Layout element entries
● ● ● ● ● ● ●
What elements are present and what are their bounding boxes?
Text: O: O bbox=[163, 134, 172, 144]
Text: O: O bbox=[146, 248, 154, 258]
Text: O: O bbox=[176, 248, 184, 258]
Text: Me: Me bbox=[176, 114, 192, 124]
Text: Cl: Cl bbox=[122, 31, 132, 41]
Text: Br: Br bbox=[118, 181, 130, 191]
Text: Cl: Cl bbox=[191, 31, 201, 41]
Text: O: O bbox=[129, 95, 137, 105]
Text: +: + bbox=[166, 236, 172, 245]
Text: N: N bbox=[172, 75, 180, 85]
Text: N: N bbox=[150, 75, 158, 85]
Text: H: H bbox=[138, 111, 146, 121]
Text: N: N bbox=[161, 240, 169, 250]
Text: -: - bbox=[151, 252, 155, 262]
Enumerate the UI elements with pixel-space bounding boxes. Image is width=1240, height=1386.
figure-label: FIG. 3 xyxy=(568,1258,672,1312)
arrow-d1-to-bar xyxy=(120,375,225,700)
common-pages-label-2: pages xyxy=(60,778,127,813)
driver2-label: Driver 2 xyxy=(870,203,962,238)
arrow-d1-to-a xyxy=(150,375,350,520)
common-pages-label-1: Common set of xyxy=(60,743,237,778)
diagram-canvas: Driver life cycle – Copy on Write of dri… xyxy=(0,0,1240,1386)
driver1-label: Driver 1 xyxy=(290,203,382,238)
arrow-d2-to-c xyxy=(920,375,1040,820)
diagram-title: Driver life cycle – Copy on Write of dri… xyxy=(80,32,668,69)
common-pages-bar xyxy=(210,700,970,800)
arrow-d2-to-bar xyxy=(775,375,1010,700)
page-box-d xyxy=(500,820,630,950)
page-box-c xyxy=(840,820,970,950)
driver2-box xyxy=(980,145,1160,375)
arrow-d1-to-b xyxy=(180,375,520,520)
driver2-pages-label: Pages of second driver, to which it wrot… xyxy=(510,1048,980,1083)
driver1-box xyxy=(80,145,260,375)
● ● ● ● ● ● ●
● Goal
Could you rewrite all the records with "bbox" swapped for "box" wherever it occurs, keeping everything else the same?

● Written reply
What elements are present and what are their bounding boxes?
Text: O: O box=[163, 134, 172, 144]
Text: O: O box=[146, 248, 154, 258]
Text: O: O box=[176, 248, 184, 258]
Text: Me: Me box=[176, 114, 192, 124]
Text: Cl: Cl box=[122, 31, 132, 41]
Text: Br: Br box=[118, 181, 130, 191]
Text: Cl: Cl box=[191, 31, 201, 41]
Text: O: O box=[129, 95, 137, 105]
Text: +: + box=[166, 236, 172, 245]
Text: N: N box=[172, 75, 180, 85]
Text: N: N box=[150, 75, 158, 85]
Text: H: H box=[138, 111, 146, 121]
Text: N: N box=[161, 240, 169, 250]
Text: -: - box=[151, 252, 155, 262]
Enumerate the UI elements with pixel-space bounding boxes. Image is width=1240, height=1386.
figure-label: FIG. 3 xyxy=(568,1258,672,1312)
arrow-d1-to-bar xyxy=(120,375,225,700)
common-pages-label-2: pages xyxy=(60,778,127,813)
driver2-label: Driver 2 xyxy=(870,203,962,238)
arrow-d1-to-a xyxy=(150,375,350,520)
common-pages-label-1: Common set of xyxy=(60,743,237,778)
diagram-canvas: Driver life cycle – Copy on Write of dri… xyxy=(0,0,1240,1386)
driver1-label: Driver 1 xyxy=(290,203,382,238)
arrow-d2-to-c xyxy=(920,375,1040,820)
diagram-title: Driver life cycle – Copy on Write of dri… xyxy=(80,32,668,69)
common-pages-bar xyxy=(210,700,970,800)
arrow-d2-to-bar xyxy=(775,375,1010,700)
page-box-d xyxy=(500,820,630,950)
page-box-c xyxy=(840,820,970,950)
driver2-box xyxy=(980,145,1160,375)
arrow-d1-to-b xyxy=(180,375,520,520)
driver2-pages-label: Pages of second driver, to which it wrot… xyxy=(510,1048,980,1083)
driver1-box xyxy=(80,145,260,375)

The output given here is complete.